What you will do —
Exactly reproduce all the records, keeping pictures out of the copy.

(Rows from a dataset)
● ● ● ●
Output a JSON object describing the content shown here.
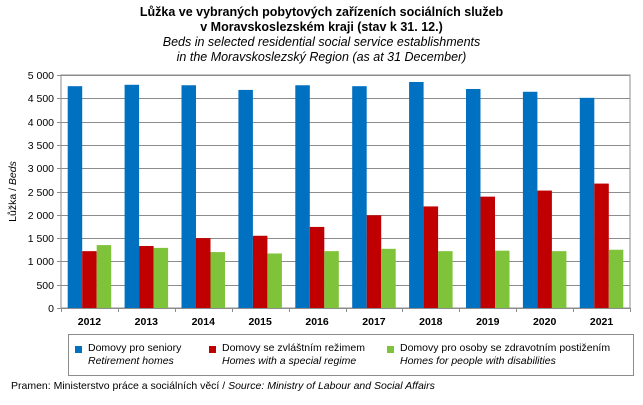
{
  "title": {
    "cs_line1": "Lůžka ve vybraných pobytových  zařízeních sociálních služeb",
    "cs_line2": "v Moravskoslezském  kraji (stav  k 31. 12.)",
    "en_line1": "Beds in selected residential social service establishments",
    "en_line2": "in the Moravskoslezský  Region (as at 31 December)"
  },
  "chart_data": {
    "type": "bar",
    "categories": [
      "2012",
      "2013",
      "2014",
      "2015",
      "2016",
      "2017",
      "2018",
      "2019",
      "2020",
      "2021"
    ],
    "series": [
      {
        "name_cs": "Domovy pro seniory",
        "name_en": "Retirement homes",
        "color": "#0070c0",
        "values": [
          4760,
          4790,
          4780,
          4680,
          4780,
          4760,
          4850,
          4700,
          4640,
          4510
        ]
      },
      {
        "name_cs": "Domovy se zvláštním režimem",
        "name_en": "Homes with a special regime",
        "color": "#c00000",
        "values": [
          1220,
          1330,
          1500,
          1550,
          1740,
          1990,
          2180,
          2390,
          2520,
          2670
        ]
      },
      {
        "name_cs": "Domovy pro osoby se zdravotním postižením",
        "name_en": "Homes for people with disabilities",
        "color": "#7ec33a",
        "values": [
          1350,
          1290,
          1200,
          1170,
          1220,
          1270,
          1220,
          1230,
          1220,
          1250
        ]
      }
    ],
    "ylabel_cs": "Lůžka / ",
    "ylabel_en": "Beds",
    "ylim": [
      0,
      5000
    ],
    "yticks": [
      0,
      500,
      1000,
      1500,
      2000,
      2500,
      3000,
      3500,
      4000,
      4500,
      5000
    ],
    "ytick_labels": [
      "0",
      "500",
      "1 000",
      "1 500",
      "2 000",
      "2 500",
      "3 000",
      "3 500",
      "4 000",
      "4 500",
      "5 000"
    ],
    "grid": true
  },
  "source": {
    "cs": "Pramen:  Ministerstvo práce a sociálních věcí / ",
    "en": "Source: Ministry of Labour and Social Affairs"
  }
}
● ● ● ●
Complete output —
Output a JSON object describing the content shown here.
{
  "title": {
    "cs_line1": "Lůžka ve vybraných pobytových  zařízeních sociálních služeb",
    "cs_line2": "v Moravskoslezském  kraji (stav  k 31. 12.)",
    "en_line1": "Beds in selected residential social service establishments",
    "en_line2": "in the Moravskoslezský  Region (as at 31 December)"
  },
  "chart_data": {
    "type": "bar",
    "categories": [
      "2012",
      "2013",
      "2014",
      "2015",
      "2016",
      "2017",
      "2018",
      "2019",
      "2020",
      "2021"
    ],
    "series": [
      {
        "name_cs": "Domovy pro seniory",
        "name_en": "Retirement homes",
        "color": "#0070c0",
        "values": [
          4760,
          4790,
          4780,
          4680,
          4780,
          4760,
          4850,
          4700,
          4640,
          4510
        ]
      },
      {
        "name_cs": "Domovy se zvláštním režimem",
        "name_en": "Homes with a special regime",
        "color": "#c00000",
        "values": [
          1220,
          1330,
          1500,
          1550,
          1740,
          1990,
          2180,
          2390,
          2520,
          2670
        ]
      },
      {
        "name_cs": "Domovy pro osoby se zdravotním postižením",
        "name_en": "Homes for people with disabilities",
        "color": "#7ec33a",
        "values": [
          1350,
          1290,
          1200,
          1170,
          1220,
          1270,
          1220,
          1230,
          1220,
          1250
        ]
      }
    ],
    "ylabel_cs": "Lůžka / ",
    "ylabel_en": "Beds",
    "ylim": [
      0,
      5000
    ],
    "yticks": [
      0,
      500,
      1000,
      1500,
      2000,
      2500,
      3000,
      3500,
      4000,
      4500,
      5000
    ],
    "ytick_labels": [
      "0",
      "500",
      "1 000",
      "1 500",
      "2 000",
      "2 500",
      "3 000",
      "3 500",
      "4 000",
      "4 500",
      "5 000"
    ],
    "grid": true
  },
  "source": {
    "cs": "Pramen:  Ministerstvo práce a sociálních věcí / ",
    "en": "Source: Ministry of Labour and Social Affairs"
  }
}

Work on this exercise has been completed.